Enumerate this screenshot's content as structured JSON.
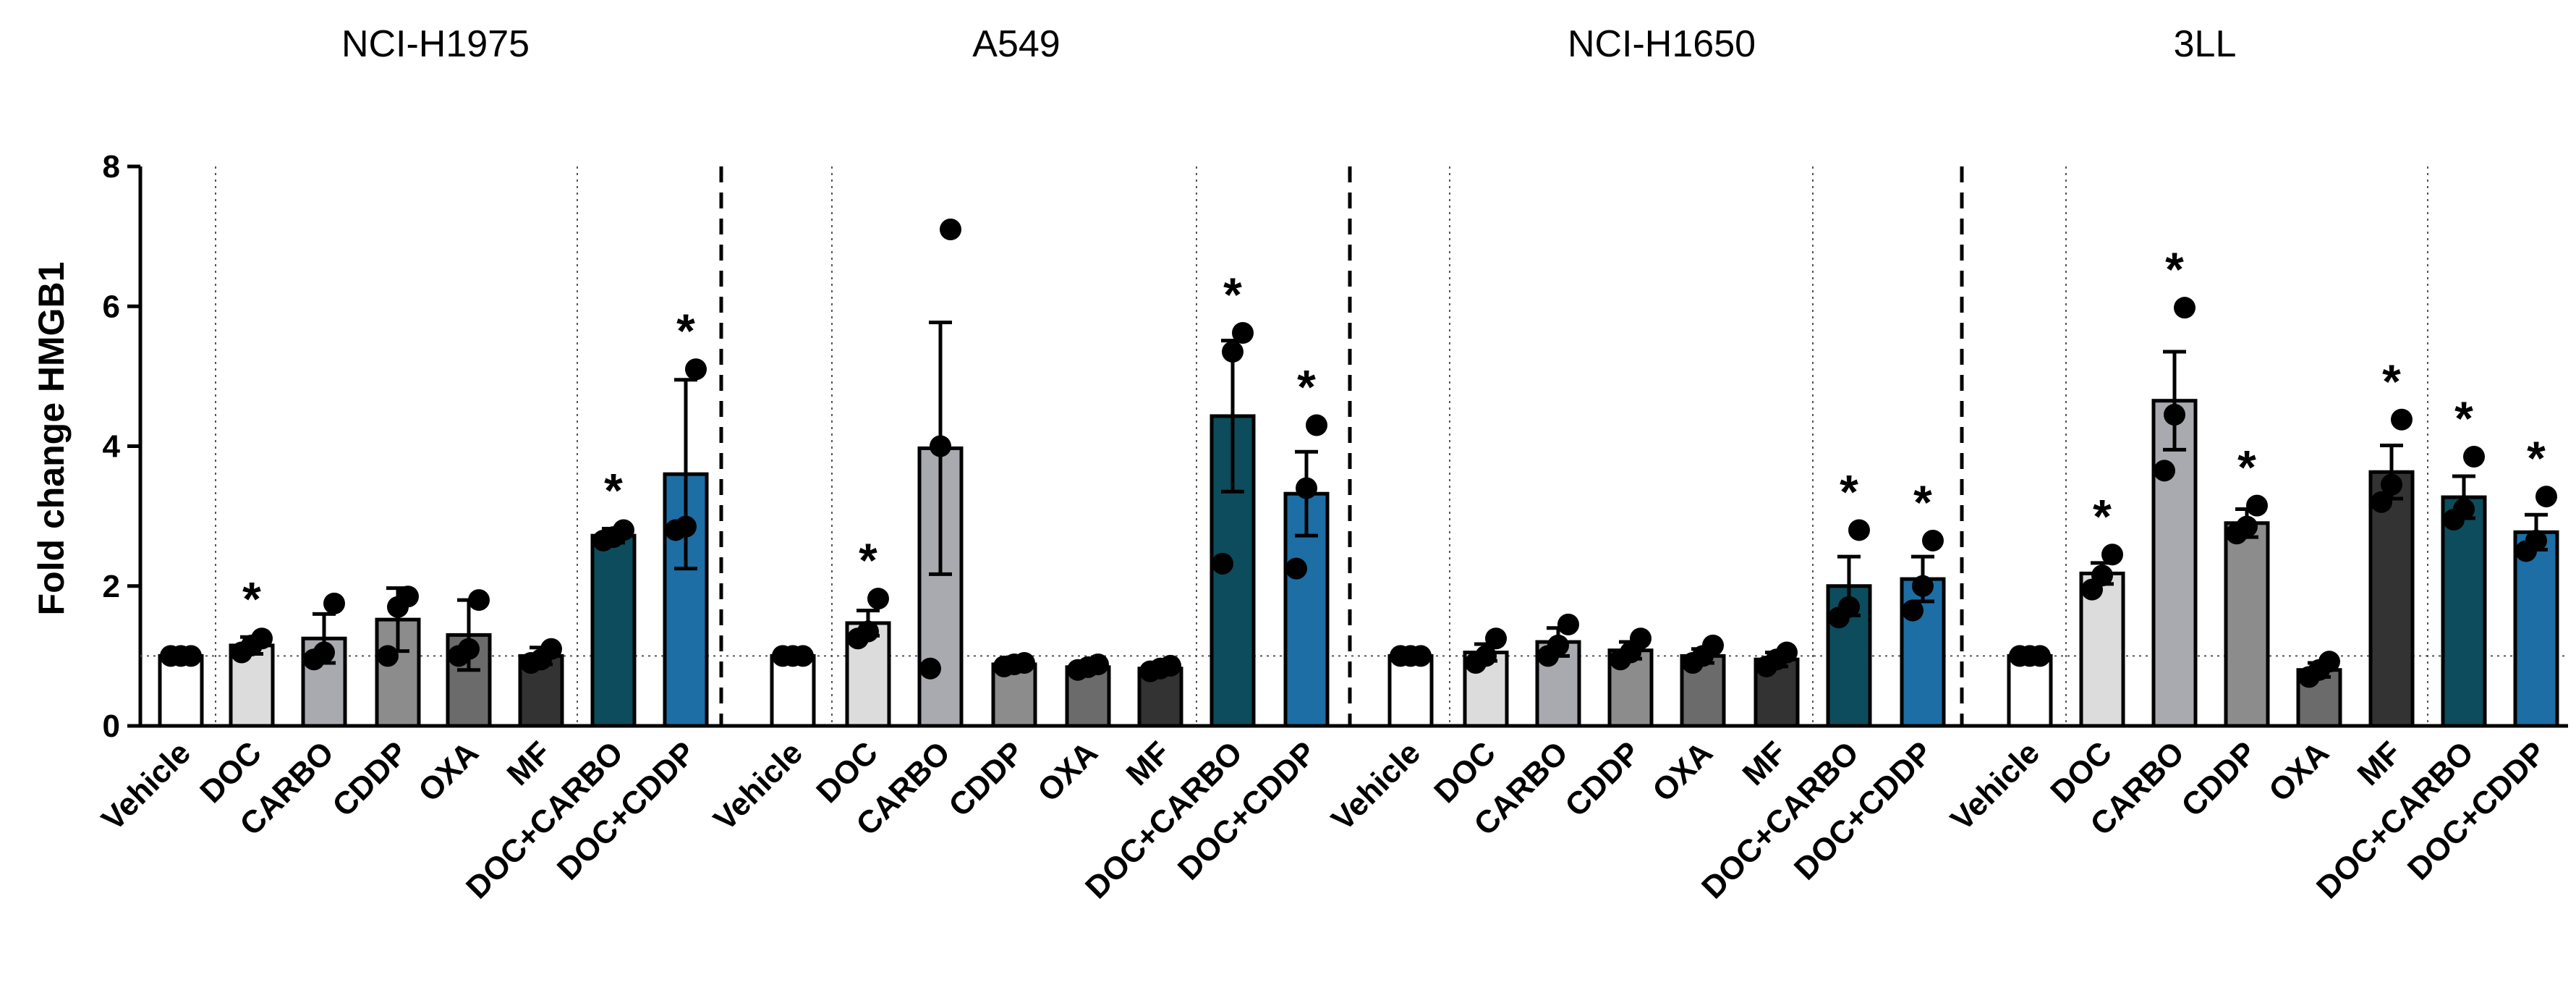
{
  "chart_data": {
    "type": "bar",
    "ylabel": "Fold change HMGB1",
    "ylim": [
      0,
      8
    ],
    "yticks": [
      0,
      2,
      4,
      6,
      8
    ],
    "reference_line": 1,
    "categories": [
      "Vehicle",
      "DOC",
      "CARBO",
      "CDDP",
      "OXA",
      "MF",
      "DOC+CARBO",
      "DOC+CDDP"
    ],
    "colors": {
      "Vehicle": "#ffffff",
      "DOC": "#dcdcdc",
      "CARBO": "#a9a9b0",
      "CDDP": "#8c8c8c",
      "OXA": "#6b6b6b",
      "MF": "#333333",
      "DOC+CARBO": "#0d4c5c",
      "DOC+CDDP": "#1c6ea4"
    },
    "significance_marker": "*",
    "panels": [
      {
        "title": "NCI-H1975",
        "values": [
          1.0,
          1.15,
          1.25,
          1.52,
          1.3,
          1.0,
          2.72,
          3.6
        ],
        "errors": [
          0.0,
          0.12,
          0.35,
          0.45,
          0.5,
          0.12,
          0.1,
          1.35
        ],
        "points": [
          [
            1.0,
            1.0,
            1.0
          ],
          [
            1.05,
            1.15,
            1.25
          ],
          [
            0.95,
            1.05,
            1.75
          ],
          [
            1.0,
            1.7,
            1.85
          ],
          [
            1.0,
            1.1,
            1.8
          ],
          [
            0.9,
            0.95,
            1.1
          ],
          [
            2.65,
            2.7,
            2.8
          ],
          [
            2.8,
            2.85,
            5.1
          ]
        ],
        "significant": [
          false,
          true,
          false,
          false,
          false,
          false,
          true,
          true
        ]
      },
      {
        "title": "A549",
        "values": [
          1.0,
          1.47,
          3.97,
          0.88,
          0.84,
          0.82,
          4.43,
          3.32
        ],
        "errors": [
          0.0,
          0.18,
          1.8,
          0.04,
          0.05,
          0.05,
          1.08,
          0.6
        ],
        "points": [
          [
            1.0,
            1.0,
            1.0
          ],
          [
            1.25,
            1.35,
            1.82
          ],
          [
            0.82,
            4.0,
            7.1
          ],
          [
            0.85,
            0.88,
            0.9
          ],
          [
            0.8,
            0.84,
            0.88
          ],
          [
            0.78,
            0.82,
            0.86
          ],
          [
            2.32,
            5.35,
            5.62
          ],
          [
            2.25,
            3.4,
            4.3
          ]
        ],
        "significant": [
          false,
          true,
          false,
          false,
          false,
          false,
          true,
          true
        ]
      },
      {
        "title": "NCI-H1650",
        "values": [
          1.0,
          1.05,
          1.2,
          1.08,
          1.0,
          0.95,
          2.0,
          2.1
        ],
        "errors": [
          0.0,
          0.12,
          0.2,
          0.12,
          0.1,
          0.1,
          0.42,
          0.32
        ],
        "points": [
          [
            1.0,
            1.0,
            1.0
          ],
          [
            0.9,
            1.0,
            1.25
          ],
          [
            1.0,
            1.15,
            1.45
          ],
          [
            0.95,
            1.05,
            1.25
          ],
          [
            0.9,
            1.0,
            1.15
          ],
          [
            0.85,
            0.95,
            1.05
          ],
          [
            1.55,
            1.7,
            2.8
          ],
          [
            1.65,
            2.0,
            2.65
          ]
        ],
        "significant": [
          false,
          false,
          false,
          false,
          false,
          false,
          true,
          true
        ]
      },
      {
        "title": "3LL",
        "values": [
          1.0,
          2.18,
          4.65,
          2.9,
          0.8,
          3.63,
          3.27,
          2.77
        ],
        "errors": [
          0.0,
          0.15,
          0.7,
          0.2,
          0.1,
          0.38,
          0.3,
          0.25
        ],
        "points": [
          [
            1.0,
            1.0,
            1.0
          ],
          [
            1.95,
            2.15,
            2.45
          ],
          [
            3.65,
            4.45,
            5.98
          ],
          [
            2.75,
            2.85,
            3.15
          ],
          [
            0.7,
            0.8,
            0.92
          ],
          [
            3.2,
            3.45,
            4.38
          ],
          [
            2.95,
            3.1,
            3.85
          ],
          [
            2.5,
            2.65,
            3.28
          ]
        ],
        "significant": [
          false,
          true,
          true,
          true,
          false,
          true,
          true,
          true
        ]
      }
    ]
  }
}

※

> WRITTEN REQUEST: Track down the lines that include the word "CARBO" and copy them.

> WORKED ANSWER:
      "CARBO",
      "DOC+CARBO",
      "CARBO": "#a9a9b0",
      "DOC+CARBO": "#0d4c5c",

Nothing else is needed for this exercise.